* Begin TASK DATA *
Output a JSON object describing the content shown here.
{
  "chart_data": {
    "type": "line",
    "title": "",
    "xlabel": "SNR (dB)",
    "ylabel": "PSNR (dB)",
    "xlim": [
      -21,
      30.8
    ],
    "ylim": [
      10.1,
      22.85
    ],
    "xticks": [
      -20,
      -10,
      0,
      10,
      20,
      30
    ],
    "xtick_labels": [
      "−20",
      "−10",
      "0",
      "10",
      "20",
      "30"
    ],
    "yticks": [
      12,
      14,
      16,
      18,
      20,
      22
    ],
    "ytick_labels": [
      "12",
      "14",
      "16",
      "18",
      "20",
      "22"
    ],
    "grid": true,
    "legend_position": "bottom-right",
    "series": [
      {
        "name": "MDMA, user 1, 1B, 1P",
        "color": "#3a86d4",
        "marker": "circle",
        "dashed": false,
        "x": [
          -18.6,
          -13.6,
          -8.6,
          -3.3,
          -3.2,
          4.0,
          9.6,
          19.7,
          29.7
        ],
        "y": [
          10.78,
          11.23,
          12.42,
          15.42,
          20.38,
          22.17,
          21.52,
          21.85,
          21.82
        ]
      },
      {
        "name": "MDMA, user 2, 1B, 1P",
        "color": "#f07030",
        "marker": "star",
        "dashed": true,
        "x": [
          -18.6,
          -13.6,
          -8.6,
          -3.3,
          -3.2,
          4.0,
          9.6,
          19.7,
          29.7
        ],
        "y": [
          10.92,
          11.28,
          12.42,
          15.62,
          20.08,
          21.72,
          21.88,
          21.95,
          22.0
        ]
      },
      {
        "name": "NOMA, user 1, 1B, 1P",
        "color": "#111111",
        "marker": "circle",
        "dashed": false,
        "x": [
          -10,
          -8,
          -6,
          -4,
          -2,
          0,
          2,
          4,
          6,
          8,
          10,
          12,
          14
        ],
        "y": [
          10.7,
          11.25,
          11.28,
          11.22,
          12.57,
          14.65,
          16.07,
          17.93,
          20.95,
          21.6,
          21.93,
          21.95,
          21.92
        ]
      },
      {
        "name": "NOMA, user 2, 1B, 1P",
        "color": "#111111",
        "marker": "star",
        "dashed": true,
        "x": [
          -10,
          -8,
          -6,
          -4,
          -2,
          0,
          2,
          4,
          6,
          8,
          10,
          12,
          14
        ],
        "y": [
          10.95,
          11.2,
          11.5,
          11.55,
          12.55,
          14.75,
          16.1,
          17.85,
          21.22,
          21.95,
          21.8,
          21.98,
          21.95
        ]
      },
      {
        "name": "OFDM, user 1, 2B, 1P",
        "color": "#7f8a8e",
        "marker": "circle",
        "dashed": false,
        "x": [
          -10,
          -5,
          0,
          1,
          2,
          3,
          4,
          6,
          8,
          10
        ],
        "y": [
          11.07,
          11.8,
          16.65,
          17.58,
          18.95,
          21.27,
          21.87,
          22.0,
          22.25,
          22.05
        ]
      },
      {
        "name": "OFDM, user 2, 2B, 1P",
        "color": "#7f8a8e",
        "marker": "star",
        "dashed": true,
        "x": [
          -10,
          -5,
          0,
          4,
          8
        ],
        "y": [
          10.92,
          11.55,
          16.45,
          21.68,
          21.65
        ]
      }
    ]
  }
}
* End TASK DATA *
## GIVEN REQUEST
Copy every line of the material, please, keeping it exactly the same.

## REPLY TO THE EXERCISE
Output a JSON object describing the content shown here.
{
  "chart_data": {
    "type": "line",
    "title": "",
    "xlabel": "SNR (dB)",
    "ylabel": "PSNR (dB)",
    "xlim": [
      -21,
      30.8
    ],
    "ylim": [
      10.1,
      22.85
    ],
    "xticks": [
      -20,
      -10,
      0,
      10,
      20,
      30
    ],
    "xtick_labels": [
      "−20",
      "−10",
      "0",
      "10",
      "20",
      "30"
    ],
    "yticks": [
      12,
      14,
      16,
      18,
      20,
      22
    ],
    "ytick_labels": [
      "12",
      "14",
      "16",
      "18",
      "20",
      "22"
    ],
    "grid": true,
    "legend_position": "bottom-right",
    "series": [
      {
        "name": "MDMA, user 1, 1B, 1P",
        "color": "#3a86d4",
        "marker": "circle",
        "dashed": false,
        "x": [
          -18.6,
          -13.6,
          -8.6,
          -3.3,
          -3.2,
          4.0,
          9.6,
          19.7,
          29.7
        ],
        "y": [
          10.78,
          11.23,
          12.42,
          15.42,
          20.38,
          22.17,
          21.52,
          21.85,
          21.82
        ]
      },
      {
        "name": "MDMA, user 2, 1B, 1P",
        "color": "#f07030",
        "marker": "star",
        "dashed": true,
        "x": [
          -18.6,
          -13.6,
          -8.6,
          -3.3,
          -3.2,
          4.0,
          9.6,
          19.7,
          29.7
        ],
        "y": [
          10.92,
          11.28,
          12.42,
          15.62,
          20.08,
          21.72,
          21.88,
          21.95,
          22.0
        ]
      },
      {
        "name": "NOMA, user 1, 1B, 1P",
        "color": "#111111",
        "marker": "circle",
        "dashed": false,
        "x": [
          -10,
          -8,
          -6,
          -4,
          -2,
          0,
          2,
          4,
          6,
          8,
          10,
          12,
          14
        ],
        "y": [
          10.7,
          11.25,
          11.28,
          11.22,
          12.57,
          14.65,
          16.07,
          17.93,
          20.95,
          21.6,
          21.93,
          21.95,
          21.92
        ]
      },
      {
        "name": "NOMA, user 2, 1B, 1P",
        "color": "#111111",
        "marker": "star",
        "dashed": true,
        "x": [
          -10,
          -8,
          -6,
          -4,
          -2,
          0,
          2,
          4,
          6,
          8,
          10,
          12,
          14
        ],
        "y": [
          10.95,
          11.2,
          11.5,
          11.55,
          12.55,
          14.75,
          16.1,
          17.85,
          21.22,
          21.95,
          21.8,
          21.98,
          21.95
        ]
      },
      {
        "name": "OFDM, user 1, 2B, 1P",
        "color": "#7f8a8e",
        "marker": "circle",
        "dashed": false,
        "x": [
          -10,
          -5,
          0,
          1,
          2,
          3,
          4,
          6,
          8,
          10
        ],
        "y": [
          11.07,
          11.8,
          16.65,
          17.58,
          18.95,
          21.27,
          21.87,
          22.0,
          22.25,
          22.05
        ]
      },
      {
        "name": "OFDM, user 2, 2B, 1P",
        "color": "#7f8a8e",
        "marker": "star",
        "dashed": true,
        "x": [
          -10,
          -5,
          0,
          4,
          8
        ],
        "y": [
          10.92,
          11.55,
          16.45,
          21.68,
          21.65
        ]
      }
    ]
  }
}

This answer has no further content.